Exercise objective:
Every record should be written out exactly, please.

_ _ _ _ _

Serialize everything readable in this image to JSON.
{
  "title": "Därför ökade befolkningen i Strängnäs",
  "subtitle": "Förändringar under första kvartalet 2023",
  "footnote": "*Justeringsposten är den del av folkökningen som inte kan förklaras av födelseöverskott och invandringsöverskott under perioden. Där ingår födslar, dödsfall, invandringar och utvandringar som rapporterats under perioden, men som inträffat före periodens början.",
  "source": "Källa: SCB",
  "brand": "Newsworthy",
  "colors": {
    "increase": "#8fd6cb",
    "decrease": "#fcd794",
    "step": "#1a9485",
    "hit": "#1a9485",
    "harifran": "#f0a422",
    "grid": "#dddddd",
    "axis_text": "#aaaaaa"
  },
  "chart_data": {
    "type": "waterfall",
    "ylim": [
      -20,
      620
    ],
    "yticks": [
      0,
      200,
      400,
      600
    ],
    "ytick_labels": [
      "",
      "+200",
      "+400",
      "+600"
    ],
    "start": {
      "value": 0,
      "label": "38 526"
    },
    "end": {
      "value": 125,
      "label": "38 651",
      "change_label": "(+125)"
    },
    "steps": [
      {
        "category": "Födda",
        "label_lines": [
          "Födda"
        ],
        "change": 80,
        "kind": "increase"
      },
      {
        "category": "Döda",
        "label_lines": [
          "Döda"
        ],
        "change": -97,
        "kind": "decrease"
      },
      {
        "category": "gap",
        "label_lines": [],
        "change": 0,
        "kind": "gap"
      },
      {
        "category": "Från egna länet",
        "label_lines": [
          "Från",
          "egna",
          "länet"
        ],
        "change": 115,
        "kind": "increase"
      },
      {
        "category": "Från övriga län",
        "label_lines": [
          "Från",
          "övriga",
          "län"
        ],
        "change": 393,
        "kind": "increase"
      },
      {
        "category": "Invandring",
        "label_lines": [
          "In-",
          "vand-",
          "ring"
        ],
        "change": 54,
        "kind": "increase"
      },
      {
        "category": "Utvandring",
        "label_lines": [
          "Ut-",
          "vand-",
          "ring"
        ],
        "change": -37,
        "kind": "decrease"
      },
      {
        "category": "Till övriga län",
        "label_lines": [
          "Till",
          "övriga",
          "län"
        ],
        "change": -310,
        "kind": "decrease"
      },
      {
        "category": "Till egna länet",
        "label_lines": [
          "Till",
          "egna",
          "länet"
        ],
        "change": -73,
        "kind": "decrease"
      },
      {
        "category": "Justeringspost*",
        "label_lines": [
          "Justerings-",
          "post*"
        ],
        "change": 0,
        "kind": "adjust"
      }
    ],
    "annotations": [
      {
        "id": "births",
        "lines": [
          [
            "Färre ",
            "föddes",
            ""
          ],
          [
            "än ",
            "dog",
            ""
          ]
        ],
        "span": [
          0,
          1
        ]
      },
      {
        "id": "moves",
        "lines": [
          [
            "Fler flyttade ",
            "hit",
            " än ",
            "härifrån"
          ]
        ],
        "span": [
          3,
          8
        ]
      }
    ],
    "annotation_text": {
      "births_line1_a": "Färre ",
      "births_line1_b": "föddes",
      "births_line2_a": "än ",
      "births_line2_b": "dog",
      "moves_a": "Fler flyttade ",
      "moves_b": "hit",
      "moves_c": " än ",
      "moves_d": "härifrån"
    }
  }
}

_ _ _ _ _

Response to this exercise:
Serialize everything readable in this image to JSON.
{
  "title": "Därför ökade befolkningen i Strängnäs",
  "subtitle": "Förändringar under första kvartalet 2023",
  "footnote": "*Justeringsposten är den del av folkökningen som inte kan förklaras av födelseöverskott och invandringsöverskott under perioden. Där ingår födslar, dödsfall, invandringar och utvandringar som rapporterats under perioden, men som inträffat före periodens början.",
  "source": "Källa: SCB",
  "brand": "Newsworthy",
  "colors": {
    "increase": "#8fd6cb",
    "decrease": "#fcd794",
    "step": "#1a9485",
    "hit": "#1a9485",
    "harifran": "#f0a422",
    "grid": "#dddddd",
    "axis_text": "#aaaaaa"
  },
  "chart_data": {
    "type": "waterfall",
    "ylim": [
      -20,
      620
    ],
    "yticks": [
      0,
      200,
      400,
      600
    ],
    "ytick_labels": [
      "",
      "+200",
      "+400",
      "+600"
    ],
    "start": {
      "value": 0,
      "label": "38 526"
    },
    "end": {
      "value": 125,
      "label": "38 651",
      "change_label": "(+125)"
    },
    "steps": [
      {
        "category": "Födda",
        "label_lines": [
          "Födda"
        ],
        "change": 80,
        "kind": "increase"
      },
      {
        "category": "Döda",
        "label_lines": [
          "Döda"
        ],
        "change": -97,
        "kind": "decrease"
      },
      {
        "category": "gap",
        "label_lines": [],
        "change": 0,
        "kind": "gap"
      },
      {
        "category": "Från egna länet",
        "label_lines": [
          "Från",
          "egna",
          "länet"
        ],
        "change": 115,
        "kind": "increase"
      },
      {
        "category": "Från övriga län",
        "label_lines": [
          "Från",
          "övriga",
          "län"
        ],
        "change": 393,
        "kind": "increase"
      },
      {
        "category": "Invandring",
        "label_lines": [
          "In-",
          "vand-",
          "ring"
        ],
        "change": 54,
        "kind": "increase"
      },
      {
        "category": "Utvandring",
        "label_lines": [
          "Ut-",
          "vand-",
          "ring"
        ],
        "change": -37,
        "kind": "decrease"
      },
      {
        "category": "Till övriga län",
        "label_lines": [
          "Till",
          "övriga",
          "län"
        ],
        "change": -310,
        "kind": "decrease"
      },
      {
        "category": "Till egna länet",
        "label_lines": [
          "Till",
          "egna",
          "länet"
        ],
        "change": -73,
        "kind": "decrease"
      },
      {
        "category": "Justeringspost*",
        "label_lines": [
          "Justerings-",
          "post*"
        ],
        "change": 0,
        "kind": "adjust"
      }
    ],
    "annotations": [
      {
        "id": "births",
        "lines": [
          [
            "Färre ",
            "föddes",
            ""
          ],
          [
            "än ",
            "dog",
            ""
          ]
        ],
        "span": [
          0,
          1
        ]
      },
      {
        "id": "moves",
        "lines": [
          [
            "Fler flyttade ",
            "hit",
            " än ",
            "härifrån"
          ]
        ],
        "span": [
          3,
          8
        ]
      }
    ],
    "annotation_text": {
      "births_line1_a": "Färre ",
      "births_line1_b": "föddes",
      "births_line2_a": "än ",
      "births_line2_b": "dog",
      "moves_a": "Fler flyttade ",
      "moves_b": "hit",
      "moves_c": " än ",
      "moves_d": "härifrån"
    }
  }
}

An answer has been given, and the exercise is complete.